__Task details__
Repeat every record below exactly as written.

[begin Input for this task]

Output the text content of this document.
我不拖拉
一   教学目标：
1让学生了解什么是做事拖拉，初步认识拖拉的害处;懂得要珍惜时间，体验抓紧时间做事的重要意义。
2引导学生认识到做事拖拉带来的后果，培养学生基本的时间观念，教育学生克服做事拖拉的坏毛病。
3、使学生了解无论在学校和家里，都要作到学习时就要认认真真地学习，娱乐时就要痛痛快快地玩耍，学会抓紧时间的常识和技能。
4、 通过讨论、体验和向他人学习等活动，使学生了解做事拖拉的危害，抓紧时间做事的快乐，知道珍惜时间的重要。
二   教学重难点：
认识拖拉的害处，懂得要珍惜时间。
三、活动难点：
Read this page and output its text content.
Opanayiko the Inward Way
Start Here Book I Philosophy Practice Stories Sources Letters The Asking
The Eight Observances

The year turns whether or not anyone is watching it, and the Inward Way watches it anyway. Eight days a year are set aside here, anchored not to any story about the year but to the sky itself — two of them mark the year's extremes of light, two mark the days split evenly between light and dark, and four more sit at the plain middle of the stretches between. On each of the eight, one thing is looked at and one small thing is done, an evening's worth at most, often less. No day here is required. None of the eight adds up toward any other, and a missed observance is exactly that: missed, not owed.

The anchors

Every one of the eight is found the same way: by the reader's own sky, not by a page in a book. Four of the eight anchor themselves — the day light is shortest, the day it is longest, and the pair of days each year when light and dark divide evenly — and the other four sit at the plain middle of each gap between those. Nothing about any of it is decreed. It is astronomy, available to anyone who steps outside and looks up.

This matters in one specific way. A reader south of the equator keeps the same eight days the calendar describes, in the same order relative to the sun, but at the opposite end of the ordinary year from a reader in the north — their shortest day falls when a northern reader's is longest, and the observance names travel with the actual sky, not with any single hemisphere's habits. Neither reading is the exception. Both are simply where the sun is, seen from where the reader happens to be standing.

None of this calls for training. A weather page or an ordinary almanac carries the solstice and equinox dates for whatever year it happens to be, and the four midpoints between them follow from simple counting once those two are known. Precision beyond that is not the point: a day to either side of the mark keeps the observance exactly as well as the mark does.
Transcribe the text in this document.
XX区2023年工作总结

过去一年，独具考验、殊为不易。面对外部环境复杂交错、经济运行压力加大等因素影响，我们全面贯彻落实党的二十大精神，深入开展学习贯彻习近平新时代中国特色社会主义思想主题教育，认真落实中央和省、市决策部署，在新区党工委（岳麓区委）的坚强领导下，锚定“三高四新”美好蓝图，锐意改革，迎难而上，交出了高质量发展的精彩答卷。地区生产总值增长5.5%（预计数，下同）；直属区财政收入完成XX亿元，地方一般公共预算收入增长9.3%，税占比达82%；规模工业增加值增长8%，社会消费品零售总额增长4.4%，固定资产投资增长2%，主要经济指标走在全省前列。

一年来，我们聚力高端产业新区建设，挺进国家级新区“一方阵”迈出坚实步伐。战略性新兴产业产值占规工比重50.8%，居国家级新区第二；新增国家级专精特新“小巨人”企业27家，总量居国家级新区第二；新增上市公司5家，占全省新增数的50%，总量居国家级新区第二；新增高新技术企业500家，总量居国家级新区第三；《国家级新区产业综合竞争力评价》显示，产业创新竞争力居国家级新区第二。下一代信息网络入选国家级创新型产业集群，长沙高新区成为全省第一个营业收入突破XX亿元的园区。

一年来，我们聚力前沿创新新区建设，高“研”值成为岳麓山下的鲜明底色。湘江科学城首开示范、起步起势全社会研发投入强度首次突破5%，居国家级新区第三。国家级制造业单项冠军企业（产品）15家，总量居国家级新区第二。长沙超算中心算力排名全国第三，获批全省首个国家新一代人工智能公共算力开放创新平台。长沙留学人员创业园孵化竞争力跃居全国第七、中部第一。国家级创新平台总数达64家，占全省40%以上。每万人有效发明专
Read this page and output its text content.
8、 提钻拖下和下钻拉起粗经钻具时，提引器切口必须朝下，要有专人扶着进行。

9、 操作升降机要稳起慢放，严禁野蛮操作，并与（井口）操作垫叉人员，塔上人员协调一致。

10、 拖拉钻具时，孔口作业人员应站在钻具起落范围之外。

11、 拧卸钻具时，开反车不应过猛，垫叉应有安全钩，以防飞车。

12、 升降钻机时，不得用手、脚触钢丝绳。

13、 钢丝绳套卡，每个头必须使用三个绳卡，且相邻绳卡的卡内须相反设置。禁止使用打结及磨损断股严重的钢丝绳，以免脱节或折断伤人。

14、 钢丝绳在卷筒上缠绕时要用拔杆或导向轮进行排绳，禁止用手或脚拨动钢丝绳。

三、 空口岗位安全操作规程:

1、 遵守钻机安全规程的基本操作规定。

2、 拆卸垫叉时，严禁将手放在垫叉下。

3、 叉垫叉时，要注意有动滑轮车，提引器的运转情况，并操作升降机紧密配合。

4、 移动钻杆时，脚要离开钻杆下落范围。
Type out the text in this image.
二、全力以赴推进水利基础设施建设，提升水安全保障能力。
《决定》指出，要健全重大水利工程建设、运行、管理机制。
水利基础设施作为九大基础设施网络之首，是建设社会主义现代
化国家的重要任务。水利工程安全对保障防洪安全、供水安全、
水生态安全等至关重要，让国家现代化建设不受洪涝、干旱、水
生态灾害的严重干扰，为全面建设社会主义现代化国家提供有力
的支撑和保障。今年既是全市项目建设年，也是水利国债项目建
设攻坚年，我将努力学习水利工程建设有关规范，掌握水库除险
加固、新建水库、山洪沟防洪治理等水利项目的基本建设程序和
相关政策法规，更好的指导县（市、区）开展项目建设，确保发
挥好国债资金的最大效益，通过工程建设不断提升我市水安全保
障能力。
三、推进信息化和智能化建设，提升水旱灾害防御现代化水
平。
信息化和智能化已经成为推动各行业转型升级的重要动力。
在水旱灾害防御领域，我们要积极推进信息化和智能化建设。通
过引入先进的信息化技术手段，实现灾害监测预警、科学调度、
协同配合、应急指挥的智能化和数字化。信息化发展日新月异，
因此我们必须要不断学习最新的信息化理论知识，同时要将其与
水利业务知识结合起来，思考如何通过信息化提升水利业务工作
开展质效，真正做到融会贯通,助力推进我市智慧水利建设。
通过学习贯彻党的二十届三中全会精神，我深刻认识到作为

[end Input for this task]

__In response__
Output the text content of this document.
我不拖拉
一   教学目标：
1让学生了解什么是做事拖拉，初步认识拖拉的害处;懂得要珍惜时间，体验抓紧时间做事的重要意义。
2引导学生认识到做事拖拉带来的后果，培养学生基本的时间观念，教育学生克服做事拖拉的坏毛病。
3、使学生了解无论在学校和家里，都要作到学习时就要认认真真地学习，娱乐时就要痛痛快快地玩耍，学会抓紧时间的常识和技能。
4、 通过讨论、体验和向他人学习等活动，使学生了解做事拖拉的危害，抓紧时间做事的快乐，知道珍惜时间的重要。
二   教学重难点：
认识拖拉的害处，懂得要珍惜时间。
三、活动难点：
Read this page and output its text content.
Opanayiko the Inward Way
Start Here Book I Philosophy Practice Stories Sources Letters The Asking
The Eight Observances

The year turns whether or not anyone is watching it, and the Inward Way watches it anyway. Eight days a year are set aside here, anchored not to any story about the year but to the sky itself — two of them mark the year's extremes of light, two mark the days split evenly between light and dark, and four more sit at the plain middle of the stretches between. On each of the eight, one thing is looked at and one small thing is done, an evening's worth at most, often less. No day here is required. None of the eight adds up toward any other, and a missed observance is exactly that: missed, not owed.

The anchors

Every one of the eight is found the same way: by the reader's own sky, not by a page in a book. Four of the eight anchor themselves — the day light is shortest, the day it is longest, and the pair of days each year when light and dark divide evenly — and the other four sit at the plain middle of each gap between those. Nothing about any of it is decreed. It is astronomy, available to anyone who steps outside and looks up.

This matters in one specific way. A reader south of the equator keeps the same eight days the calendar describes, in the same order relative to the sun, but at the opposite end of the ordinary year from a reader in the north — their shortest day falls when a northern reader's is longest, and the observance names travel with the actual sky, not with any single hemisphere's habits. Neither reading is the exception. Both are simply where the sun is, seen from where the reader happens to be standing.

None of this calls for training. A weather page or an ordinary almanac carries the solstice and equinox dates for whatever year it happens to be, and the four midpoints between them follow from simple counting once those two are known. Precision beyond that is not the point: a day to either side of the mark keeps the observance exactly as well as the mark does.
Transcribe the text in this document.
XX区2023年工作总结

过去一年，独具考验、殊为不易。面对外部环境复杂交错、经济运行压力加大等因素影响，我们全面贯彻落实党的二十大精神，深入开展学习贯彻习近平新时代中国特色社会主义思想主题教育，认真落实中央和省、市决策部署，在新区党工委（岳麓区委）的坚强领导下，锚定“三高四新”美好蓝图，锐意改革，迎难而上，交出了高质量发展的精彩答卷。地区生产总值增长5.5%（预计数，下同）；直属区财政收入完成XX亿元，地方一般公共预算收入增长9.3%，税占比达82%；规模工业增加值增长8%，社会消费品零售总额增长4.4%，固定资产投资增长2%，主要经济指标走在全省前列。

一年来，我们聚力高端产业新区建设，挺进国家级新区“一方阵”迈出坚实步伐。战略性新兴产业产值占规工比重50.8%，居国家级新区第二；新增国家级专精特新“小巨人”企业27家，总量居国家级新区第二；新增上市公司5家，占全省新增数的50%，总量居国家级新区第二；新增高新技术企业500家，总量居国家级新区第三；《国家级新区产业综合竞争力评价》显示，产业创新竞争力居国家级新区第二。下一代信息网络入选国家级创新型产业集群，长沙高新区成为全省第一个营业收入突破XX亿元的园区。

一年来，我们聚力前沿创新新区建设，高“研”值成为岳麓山下的鲜明底色。湘江科学城首开示范、起步起势全社会研发投入强度首次突破5%，居国家级新区第三。国家级制造业单项冠军企业（产品）15家，总量居国家级新区第二。长沙超算中心算力排名全国第三，获批全省首个国家新一代人工智能公共算力开放创新平台。长沙留学人员创业园孵化竞争力跃居全国第七、中部第一。国家级创新平台总数达64家，占全省40%以上。每万人有效发明专
Read this page and output its text content.
8、 提钻拖下和下钻拉起粗经钻具时，提引器切口必须朝下，要有专人扶着进行。

9、 操作升降机要稳起慢放，严禁野蛮操作，并与（井口）操作垫叉人员，塔上人员协调一致。

10、 拖拉钻具时，孔口作业人员应站在钻具起落范围之外。

11、 拧卸钻具时，开反车不应过猛，垫叉应有安全钩，以防飞车。

12、 升降钻机时，不得用手、脚触钢丝绳。

13、 钢丝绳套卡，每个头必须使用三个绳卡，且相邻绳卡的卡内须相反设置。禁止使用打结及磨损断股严重的钢丝绳，以免脱节或折断伤人。

14、 钢丝绳在卷筒上缠绕时要用拔杆或导向轮进行排绳，禁止用手或脚拨动钢丝绳。

三、 空口岗位安全操作规程:

1、 遵守钻机安全规程的基本操作规定。

2、 拆卸垫叉时，严禁将手放在垫叉下。

3、 叉垫叉时，要注意有动滑轮车，提引器的运转情况，并操作升降机紧密配合。

4、 移动钻杆时，脚要离开钻杆下落范围。
Type out the text in this image.
二、全力以赴推进水利基础设施建设，提升水安全保障能力。
《决定》指出，要健全重大水利工程建设、运行、管理机制。
水利基础设施作为九大基础设施网络之首，是建设社会主义现代
化国家的重要任务。水利工程安全对保障防洪安全、供水安全、
水生态安全等至关重要，让国家现代化建设不受洪涝、干旱、水
生态灾害的严重干扰，为全面建设社会主义现代化国家提供有力
的支撑和保障。今年既是全市项目建设年，也是水利国债项目建
设攻坚年，我将努力学习水利工程建设有关规范，掌握水库除险
加固、新建水库、山洪沟防洪治理等水利项目的基本建设程序和
相关政策法规，更好的指导县（市、区）开展项目建设，确保发
挥好国债资金的最大效益，通过工程建设不断提升我市水安全保
障能力。
三、推进信息化和智能化建设，提升水旱灾害防御现代化水
平。
信息化和智能化已经成为推动各行业转型升级的重要动力。
在水旱灾害防御领域，我们要积极推进信息化和智能化建设。通
过引入先进的信息化技术手段，实现灾害监测预警、科学调度、
协同配合、应急指挥的智能化和数字化。信息化发展日新月异，
因此我们必须要不断学习最新的信息化理论知识，同时要将其与
水利业务知识结合起来，思考如何通过信息化提升水利业务工作
开展质效，真正做到融会贯通,助力推进我市智慧水利建设。
通过学习贯彻党的二十届三中全会精神，我深刻认识到作为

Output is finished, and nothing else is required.